Hostile architecture, also known as defensive architecture or exclusionary design, is an urban design strategy in which public spaces and structures are used to prevent certain activities or restrict certain people from using those spaces.
Many of these restrictive design elements have been aimed at those experiencing homelessness, and the resulting conflict has increasingly gained media attention.
In Portland, Oregon, strategically placed bike racks and planter boxes line sidewalks to keep unhoused individuals from being able to camp or rest in those spaces. In New York City, architects were denied a bid to shrink the vestibule of a historic building now owned by Tom Ford to make the building “less likely to be occupied” by unhoused people. And, in Connecticut, House Bill 6400 was introduced to ban “hostile architecture” all together in public spaces.
Yet while much of the current focus on hostile architecture centers on controversy involving those experiencing homelessness, these design elements are rooted in historic inequities and have been implemented in every area from landscaping to street planning in cities around the globe. The ideals driving the practice insidiously reinforce segregation, disinvestment and inequity across the American landscape.
Briony continues: “While each community has a different combination of factors, we see time and again the long term negative impacts of designing to exclude.”
While the detrimental effects of exclusionary design are long-reaching, organizations like NDC and others recognize both the depth of the challenges these practices present and the imperative to initiate change.
Bloomberg Philanthropies announced Baltimore as one of eight U.S. cities selected to receive a $1 million grant through the 2023 Bloomberg Public Art Challenge, a program that brings people together to address important civic issues through public art.
“Inviting Light,” a series of light based pubic art interventions, will be led by renowned artist Derrick Adams and supported by a collaboration between the Mayor’s Office, Central Baltimore Partnership, and the Neighborhood Design Center. This challenge creates an opportunity to counter some of hostile architecture’s impact in the city through lighting interventions designed to foster safety and inclusivity in Baltimore’s Station North community. Learn more about the project here.
In the subsequent sections of this article, we will delve into the driving forces behind hostile architecture, the complexities involved in addressing it, and the steps forward we have made in finding solutions and creating positive change.
City leaders and real estate developers frequently deploy hostile architecture as an attempt to prevent or restrict specific human activities or behaviors in public space.
Examples exist throughout Baltimore City and in Prince George’s County, where most of Neighborhood Design Center’s work takes place. In downtown Baltimore, it’s easy to walk for blocks next to concrete walls with no commercial storefronts or windows at the pedestrian level.
Hostile architecture can be seen in window sills with spikes or public parks with high fences, locks, and few trees in order to prioritize law enforcement’s view of what is happening in the park. Even natural elements, like thorny plants, are often planted at the ground level of buildings to prevent access to windows.
“There are lots of these examples of the way that seemingly neutral elements of the built environment really do shape who feels comfortable and who’s allowed to move through certain spaces,” says Merrell Hambleton, NDC Program Manager of Arts Planning and Cultural Programming.
The issue extends from the surface level to the systemic. Baltimore City’s Greenmount Avenue is one example of how interventions like dead ends, bollards, and one way streets were historically used to separate the poorer, majority African American neighborhoods from the adjacent wealthier, whiter neighborhoods by preventing cars from moving between the two. The hostile design creates a separation that is not just physical, but is reflected in the stark contrast in health indicators between the adjacent neighborhoods and their residents.

■ GIVEN TASK 1 ■
According to the passage on hostile architecture, what interventions were historically used on Baltimore City's Greenmount Avenue to keep cars from moving between neighborhoods?
■ GIVEN TASK 2 ■
Please write the next part of the passage on hostile architecture, picking up right after its final sentence.

■ PROVIDED RECORDS ■

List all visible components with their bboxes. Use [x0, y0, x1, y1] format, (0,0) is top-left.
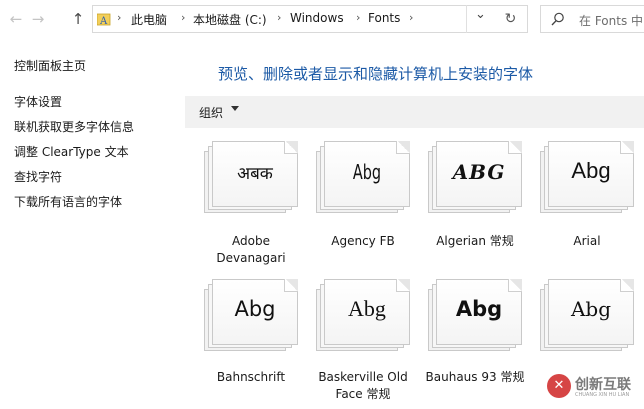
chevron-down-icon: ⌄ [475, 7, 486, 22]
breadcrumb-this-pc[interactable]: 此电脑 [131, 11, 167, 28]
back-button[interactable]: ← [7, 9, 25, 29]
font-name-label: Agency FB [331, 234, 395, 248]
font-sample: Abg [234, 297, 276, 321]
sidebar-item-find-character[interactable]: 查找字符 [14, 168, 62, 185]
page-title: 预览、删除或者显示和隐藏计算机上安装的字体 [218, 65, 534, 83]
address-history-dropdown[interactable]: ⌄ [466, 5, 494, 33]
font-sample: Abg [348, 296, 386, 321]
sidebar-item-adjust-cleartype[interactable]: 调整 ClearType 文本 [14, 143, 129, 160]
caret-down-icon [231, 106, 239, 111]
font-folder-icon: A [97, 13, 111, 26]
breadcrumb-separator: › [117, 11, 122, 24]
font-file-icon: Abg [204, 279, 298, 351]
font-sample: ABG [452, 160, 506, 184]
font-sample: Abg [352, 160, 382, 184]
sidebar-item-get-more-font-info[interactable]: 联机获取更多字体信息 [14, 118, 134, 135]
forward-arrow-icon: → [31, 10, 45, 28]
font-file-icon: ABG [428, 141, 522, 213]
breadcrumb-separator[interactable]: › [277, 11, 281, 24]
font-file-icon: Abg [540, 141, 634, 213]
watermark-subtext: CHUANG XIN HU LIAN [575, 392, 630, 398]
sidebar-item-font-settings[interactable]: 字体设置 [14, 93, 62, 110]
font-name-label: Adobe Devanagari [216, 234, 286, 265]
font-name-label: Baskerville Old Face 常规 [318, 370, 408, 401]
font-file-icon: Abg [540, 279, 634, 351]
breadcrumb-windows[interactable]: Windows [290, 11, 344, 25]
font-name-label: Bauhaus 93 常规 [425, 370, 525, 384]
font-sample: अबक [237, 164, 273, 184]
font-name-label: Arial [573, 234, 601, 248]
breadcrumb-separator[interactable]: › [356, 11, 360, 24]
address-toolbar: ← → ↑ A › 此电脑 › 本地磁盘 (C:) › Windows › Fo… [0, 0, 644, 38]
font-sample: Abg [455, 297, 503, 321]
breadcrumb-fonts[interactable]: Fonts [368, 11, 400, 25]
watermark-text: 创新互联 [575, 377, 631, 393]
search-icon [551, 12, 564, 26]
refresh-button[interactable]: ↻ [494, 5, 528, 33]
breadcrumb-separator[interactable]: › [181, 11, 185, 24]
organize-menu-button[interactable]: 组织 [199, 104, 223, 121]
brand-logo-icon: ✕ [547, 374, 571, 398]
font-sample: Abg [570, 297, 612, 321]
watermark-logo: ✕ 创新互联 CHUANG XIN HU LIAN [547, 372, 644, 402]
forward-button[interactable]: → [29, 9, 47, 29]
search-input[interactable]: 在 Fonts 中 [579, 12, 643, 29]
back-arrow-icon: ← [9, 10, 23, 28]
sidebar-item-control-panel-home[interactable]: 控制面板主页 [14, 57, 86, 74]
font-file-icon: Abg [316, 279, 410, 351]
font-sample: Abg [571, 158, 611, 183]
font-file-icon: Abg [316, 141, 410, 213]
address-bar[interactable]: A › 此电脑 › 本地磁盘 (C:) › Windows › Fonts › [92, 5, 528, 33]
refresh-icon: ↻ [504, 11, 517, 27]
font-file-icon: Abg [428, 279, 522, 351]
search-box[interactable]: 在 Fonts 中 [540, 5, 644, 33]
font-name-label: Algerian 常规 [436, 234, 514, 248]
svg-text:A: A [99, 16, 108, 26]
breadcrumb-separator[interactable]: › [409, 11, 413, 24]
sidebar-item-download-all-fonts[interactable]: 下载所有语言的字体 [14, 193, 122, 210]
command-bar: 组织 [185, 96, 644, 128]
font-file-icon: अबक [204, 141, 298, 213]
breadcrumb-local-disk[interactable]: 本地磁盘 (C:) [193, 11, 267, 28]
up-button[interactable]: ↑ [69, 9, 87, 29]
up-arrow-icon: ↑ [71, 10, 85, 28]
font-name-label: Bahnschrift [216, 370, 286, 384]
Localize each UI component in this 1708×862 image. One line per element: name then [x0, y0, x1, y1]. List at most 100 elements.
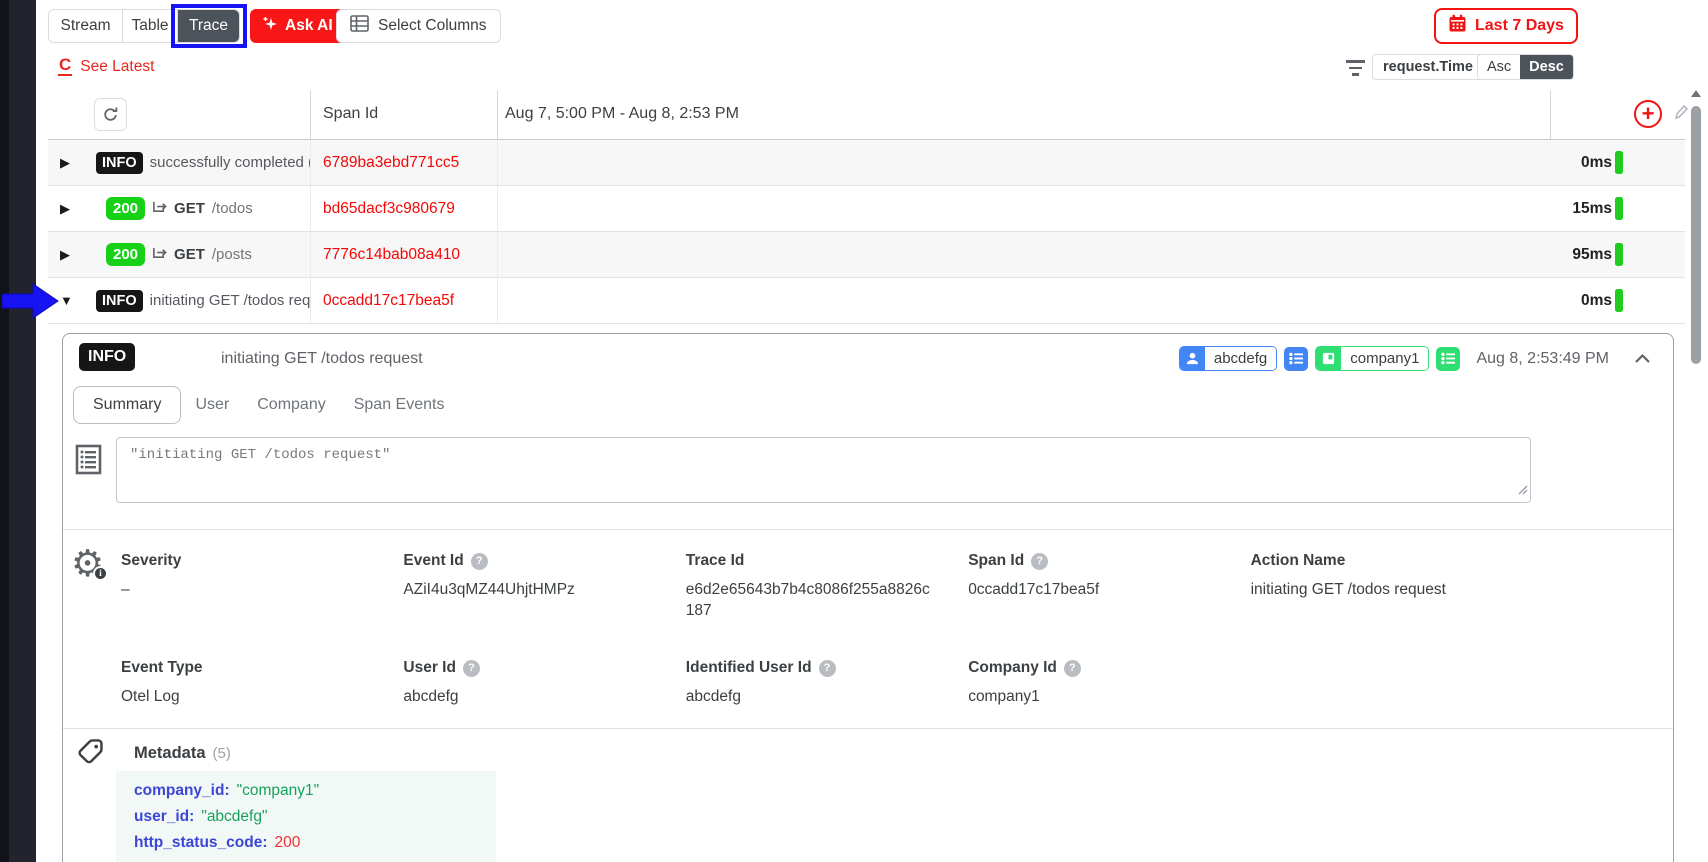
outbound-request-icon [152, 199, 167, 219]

■ RIGHT ANSWER 1 ■
Dead ends, bollards, and one way streets.

■ RIGHT ANSWER 2 ■
In Prince George’s County, NDC is working with the community of North Brentwood to address a historic remnant of hostile architecture that had divided the predominantly Black town from the neighboring majority-white community for decades. The Barrier was once a traffic barrier that served as a physical divide between the two communities. The North Brentwood community worked with NDC and a team of artists led by artist Nehemiah Dixon to create a less-divided, more welcoming space by creating a monument from the barrier that would end the physical separation of the towns while acknowledging the community’s history. The result shows that while often historic and systemic, for many of the hostile architecture elements designed to restrict and divide, ample opportunity exists for them to be dismantled and re-imagined to create safer, more inclusive spaces.
“At its baseline, hostile architecture privileges one user over another by trying to create a scenario that will exclude a non-preferred user or behavior. It withholds an element of protection from particular users,” says Jennifer Goold, Executive Director of NDC.
When investigating who has the power to create that privilege (by determining behaviors that should be restricted, identifying those who are most likely to undertake those activities, and then installing features that exclude them) a clear picture of local hierarchy, environmental qualities, and stresses emerges.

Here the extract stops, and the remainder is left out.